We were looking for an old house, something with a big yard, because we were going to have lots of kids – or dogs, we couldn’t decide. We found our fixer upper in a part of Milwaukee called Silver City. And, first impressions? Well, I have to say I felt a bit embarrassed for the old girl, much in the same way I did whenever I saw tabloid pictures of movie stars caught without their make up on. Have you seen Charlize Theron? Oh. My. God.

The house on 33rd street was a fading painted lady. Her front sagged (at over 100 years old my front would sag too), her sill was rotted, her stature had demurred, but, like Charlize, she had good bones. We dove in. Upgraded. Sanded. Stripped. Boiled. Ripped.

We decided to paint her in 3 colors – olive green, a darker green and a red. My parents, who still lived in the same subdivision, in the same house that I grew up in, thought we were nuts.

That was back in 1983, and we’ve only just had to have her re-painted. This time we ramped it up to 4 colors – a lighter green, gold, red and dark green. We added the red color at the last minute because the painters kept calling it The Green Bay Packer house, and while I am a fan, well . . . even I thought that was a bit too much.

Okay, I’ve got a lot of friends who live in Shorewood – I bet a picture of a tree-lined, bungalowed street just popped into your head, am I right? Other friends who live in ‘Tosa (cue up another tree-lined street) and others who live in Brookfield (insert standard subdivision image here!)

They all want to know about my neighborhood, why I live there – oh, that's fodder for another blog posting – and then they’ll ask me to describe it . . . and, I never had a succinct answer until now.

I live in . . . a neighborhood of color. Vibrant. Bold. Where the people are as diverse as the architecture – Milwaukee bungalows, Victorian worker’s cottages, brick colonials, houses designed by Wright and Russell Barr Williamson. White houses with green trim? Oh, please! Try something in a lime green and teal with rose accents. Lipstick red front doors. Purple trim. And, guess what? The families who live inside those candy-colored cottages, they’re not gloomy people. How can they be?

My favorite houses sit side by side on Greenfield Avenue. One is lime green, the other is a blue that reminds me of the warm waters off the coast of Puerto Vallarta.
On a dreary November day they dare me to be depressed, and guess what? Not going to happen.

● ● ● ● ●

■ **Questions on the material**:
[1] Decide whether each statement agrees with the passage about the house in Silver City. Answer yes or no for (a), (b) and (c), and quote the deciding words of the passage.
(a) The house was first painted in three colors.
(b) The red was added to the second paint job because the narrator's parents objected.
(c) The narrator's favorite houses stand on 33rd street.
[2] Please continue the passage about the house in Silver City, starting after its final sentence.

■ **Extracted entries**:

● ● ● ● ●

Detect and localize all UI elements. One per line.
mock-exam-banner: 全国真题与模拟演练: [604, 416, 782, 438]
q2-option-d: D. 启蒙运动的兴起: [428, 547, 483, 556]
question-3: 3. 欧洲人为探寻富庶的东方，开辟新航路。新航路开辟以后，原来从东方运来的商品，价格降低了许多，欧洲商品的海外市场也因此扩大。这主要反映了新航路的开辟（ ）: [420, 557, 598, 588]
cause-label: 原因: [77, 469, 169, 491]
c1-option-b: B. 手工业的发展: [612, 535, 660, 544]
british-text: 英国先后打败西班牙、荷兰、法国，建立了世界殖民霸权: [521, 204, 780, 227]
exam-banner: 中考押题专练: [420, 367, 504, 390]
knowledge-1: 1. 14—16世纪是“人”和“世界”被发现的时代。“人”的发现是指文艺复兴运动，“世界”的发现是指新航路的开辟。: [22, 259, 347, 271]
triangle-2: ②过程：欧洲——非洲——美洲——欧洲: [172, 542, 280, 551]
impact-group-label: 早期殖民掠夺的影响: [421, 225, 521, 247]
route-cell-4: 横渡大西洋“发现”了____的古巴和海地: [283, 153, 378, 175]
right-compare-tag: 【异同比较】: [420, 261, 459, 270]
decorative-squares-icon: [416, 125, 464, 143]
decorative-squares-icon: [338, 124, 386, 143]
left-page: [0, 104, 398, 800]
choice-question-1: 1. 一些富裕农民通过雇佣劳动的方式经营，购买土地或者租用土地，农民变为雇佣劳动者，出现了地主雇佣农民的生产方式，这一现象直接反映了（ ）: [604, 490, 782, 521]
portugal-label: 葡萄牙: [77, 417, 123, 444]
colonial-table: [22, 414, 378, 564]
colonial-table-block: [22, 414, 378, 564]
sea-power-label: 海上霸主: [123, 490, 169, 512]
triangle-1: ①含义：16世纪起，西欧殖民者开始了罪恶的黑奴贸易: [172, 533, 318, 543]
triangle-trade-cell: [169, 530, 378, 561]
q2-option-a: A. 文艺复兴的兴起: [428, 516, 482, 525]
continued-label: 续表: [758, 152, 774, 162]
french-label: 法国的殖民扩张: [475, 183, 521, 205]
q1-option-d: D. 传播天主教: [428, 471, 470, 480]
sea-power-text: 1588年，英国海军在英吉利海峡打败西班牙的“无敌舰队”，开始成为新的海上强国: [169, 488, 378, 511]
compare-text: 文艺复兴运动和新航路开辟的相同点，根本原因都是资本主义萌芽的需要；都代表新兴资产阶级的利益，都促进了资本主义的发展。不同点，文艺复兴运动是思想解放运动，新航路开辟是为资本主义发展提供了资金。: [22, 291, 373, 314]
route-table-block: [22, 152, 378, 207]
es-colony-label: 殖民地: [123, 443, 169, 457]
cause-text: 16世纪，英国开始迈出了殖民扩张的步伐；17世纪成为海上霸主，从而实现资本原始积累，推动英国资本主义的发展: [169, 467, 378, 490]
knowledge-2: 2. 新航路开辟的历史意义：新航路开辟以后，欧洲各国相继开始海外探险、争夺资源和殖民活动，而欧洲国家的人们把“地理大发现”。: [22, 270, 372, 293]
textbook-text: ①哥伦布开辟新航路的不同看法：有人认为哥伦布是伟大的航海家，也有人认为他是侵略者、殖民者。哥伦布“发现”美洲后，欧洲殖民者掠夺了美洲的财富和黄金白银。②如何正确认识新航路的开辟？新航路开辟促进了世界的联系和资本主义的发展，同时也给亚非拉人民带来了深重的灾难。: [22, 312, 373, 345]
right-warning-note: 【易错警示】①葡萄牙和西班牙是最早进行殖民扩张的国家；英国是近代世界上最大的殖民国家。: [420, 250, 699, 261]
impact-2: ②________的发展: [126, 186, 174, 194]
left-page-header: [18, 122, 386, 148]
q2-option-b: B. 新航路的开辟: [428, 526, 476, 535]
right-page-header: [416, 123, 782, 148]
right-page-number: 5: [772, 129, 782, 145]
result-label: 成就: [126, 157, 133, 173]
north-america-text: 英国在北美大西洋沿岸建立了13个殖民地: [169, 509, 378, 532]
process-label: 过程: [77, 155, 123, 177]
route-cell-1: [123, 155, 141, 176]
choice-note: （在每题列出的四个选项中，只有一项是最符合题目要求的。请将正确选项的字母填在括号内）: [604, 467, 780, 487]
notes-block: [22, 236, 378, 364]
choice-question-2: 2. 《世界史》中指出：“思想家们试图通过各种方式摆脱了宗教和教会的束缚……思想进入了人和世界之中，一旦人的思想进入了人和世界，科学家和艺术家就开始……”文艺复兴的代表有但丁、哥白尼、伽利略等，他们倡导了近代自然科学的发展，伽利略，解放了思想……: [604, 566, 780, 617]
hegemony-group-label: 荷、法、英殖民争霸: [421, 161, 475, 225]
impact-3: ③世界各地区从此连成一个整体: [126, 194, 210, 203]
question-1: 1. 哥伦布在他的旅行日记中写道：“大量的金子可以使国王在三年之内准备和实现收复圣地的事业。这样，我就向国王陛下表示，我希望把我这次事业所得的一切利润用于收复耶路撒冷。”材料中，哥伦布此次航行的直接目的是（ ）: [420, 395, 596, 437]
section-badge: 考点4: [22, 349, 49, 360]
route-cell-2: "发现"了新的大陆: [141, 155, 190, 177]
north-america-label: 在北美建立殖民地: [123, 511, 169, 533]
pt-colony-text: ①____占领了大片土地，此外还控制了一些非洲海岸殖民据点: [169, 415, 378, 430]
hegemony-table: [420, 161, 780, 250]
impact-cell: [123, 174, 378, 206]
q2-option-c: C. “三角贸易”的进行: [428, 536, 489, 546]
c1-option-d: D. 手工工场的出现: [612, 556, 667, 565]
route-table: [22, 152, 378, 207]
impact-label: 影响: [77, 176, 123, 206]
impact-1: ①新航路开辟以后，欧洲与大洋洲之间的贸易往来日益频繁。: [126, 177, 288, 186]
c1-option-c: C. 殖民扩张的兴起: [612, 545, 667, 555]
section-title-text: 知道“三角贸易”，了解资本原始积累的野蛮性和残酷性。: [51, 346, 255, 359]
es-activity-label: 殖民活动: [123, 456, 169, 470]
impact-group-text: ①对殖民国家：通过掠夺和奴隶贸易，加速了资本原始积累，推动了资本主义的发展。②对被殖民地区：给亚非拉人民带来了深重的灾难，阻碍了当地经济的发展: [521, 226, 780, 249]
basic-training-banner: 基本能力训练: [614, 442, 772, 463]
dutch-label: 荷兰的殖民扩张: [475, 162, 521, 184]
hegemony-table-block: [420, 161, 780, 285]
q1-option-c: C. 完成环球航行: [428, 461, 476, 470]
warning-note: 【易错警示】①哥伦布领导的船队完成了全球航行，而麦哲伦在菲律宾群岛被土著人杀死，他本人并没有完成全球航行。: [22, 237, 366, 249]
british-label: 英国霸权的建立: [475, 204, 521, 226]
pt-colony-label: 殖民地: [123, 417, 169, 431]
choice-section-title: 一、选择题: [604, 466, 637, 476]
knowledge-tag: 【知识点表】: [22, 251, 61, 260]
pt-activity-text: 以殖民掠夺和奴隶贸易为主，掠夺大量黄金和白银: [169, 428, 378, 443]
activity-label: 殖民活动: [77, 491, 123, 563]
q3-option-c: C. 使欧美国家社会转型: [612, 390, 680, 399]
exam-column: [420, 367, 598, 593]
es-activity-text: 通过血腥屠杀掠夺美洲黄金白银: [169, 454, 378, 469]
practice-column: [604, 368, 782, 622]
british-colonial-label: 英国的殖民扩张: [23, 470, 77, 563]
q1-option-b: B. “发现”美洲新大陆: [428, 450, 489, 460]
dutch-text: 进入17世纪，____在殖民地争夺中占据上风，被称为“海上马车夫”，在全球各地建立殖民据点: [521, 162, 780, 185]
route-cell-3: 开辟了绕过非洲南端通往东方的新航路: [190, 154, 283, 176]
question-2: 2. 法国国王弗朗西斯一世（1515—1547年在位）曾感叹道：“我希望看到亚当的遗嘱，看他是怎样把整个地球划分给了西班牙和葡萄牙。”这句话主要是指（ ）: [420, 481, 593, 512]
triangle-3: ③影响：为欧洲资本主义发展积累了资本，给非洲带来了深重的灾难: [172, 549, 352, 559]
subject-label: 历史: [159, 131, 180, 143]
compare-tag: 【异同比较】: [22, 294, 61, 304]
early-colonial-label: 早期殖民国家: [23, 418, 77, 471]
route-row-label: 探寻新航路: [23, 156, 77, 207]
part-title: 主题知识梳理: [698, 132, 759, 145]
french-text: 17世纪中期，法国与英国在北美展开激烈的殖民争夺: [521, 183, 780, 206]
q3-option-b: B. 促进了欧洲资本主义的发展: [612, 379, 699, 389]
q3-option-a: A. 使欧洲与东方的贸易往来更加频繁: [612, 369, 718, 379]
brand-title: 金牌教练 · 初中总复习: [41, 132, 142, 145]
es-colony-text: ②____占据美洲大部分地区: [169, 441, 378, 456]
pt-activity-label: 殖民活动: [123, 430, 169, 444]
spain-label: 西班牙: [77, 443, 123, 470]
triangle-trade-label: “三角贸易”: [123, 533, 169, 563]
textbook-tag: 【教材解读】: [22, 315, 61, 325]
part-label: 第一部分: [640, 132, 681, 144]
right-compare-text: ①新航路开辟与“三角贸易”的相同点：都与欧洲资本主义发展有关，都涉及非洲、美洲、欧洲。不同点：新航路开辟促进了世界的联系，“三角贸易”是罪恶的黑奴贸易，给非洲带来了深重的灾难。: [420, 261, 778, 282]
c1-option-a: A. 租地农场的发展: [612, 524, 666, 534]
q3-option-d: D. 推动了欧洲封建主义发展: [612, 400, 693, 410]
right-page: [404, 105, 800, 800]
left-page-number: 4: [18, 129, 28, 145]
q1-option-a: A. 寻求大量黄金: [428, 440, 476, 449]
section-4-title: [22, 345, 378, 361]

● ● ● ● ●

■ **Your written answers**:
[1]
(a) Yes: "We decided to paint her in 3 colors – olive green, a darker green and a red."
(b) No: "We added the red color at the last minute because the painters kept calling it The Green Bay Packer house"
(c) No: "My favorite houses sit side by side on Greenfield Avenue."

[2]
Saturday, January 31, 2009

Thanks to the Hank

I never thought that I would admit this to anyone, but, okay, here goes . . . I can’t get enough of this winter.

Seriously. I’m not being sarcastic. I really love it.

And, it has nothing to do with my meds, but everything to do with the Henry Aaron State Trail. And Seamus, my black Lab.

I started walking down there in the fall after my dog Harvey – a 13 year old Golden Retriever – died. See, we had known that Harv was going down hill for awhile, so we got a back up dog, the black lab, but, see, I had forgotten what a puppy was like, energywise, since for the past 6 years, Harvey was pretty much like an 80 pound cat.

Seamus and his litter mates were born out in the wilds of Waukesha County on a 20 acre spread with a small lake and horses! Labrador Nirvana. What could I offer him? Oh, a double city lot with something that passed for a lawn and miles of concrete. Nice! My guilt-o-meter went into overdrive.

Walks around the neighborhood were all fine and dandy, but . . . this dog was wired for running and water and better yet, running into water. But where?

Enter the Hank. It met all the requirements. Close. Accessible. Water. Open spaces. Plenty of stuff to roll in and muck to muck in.

Oh, and let it be known that I always pick up after my dog – those Milwaukee Journal Sentinel bags are soo handy! And that he is never allowed to be off his lead. We met a Brittany Spaniel down on the river bank, once, ambling along, ignoring his owner who yelled and whistled in the parking lot. Some people!

Not only is the walk on the Hank great for the dog, it’s great for me. My doctor told me that I had to get more exercise. She recommended a tread mill. A tread mill? On a tread mill, I would never get to see leopard frogs, a north american mink, red-tailed hawks, great blue herons, salmon, brown trout, not to mention wild flowers, which I love, but Seamus only cares about when it comes time for him to pee.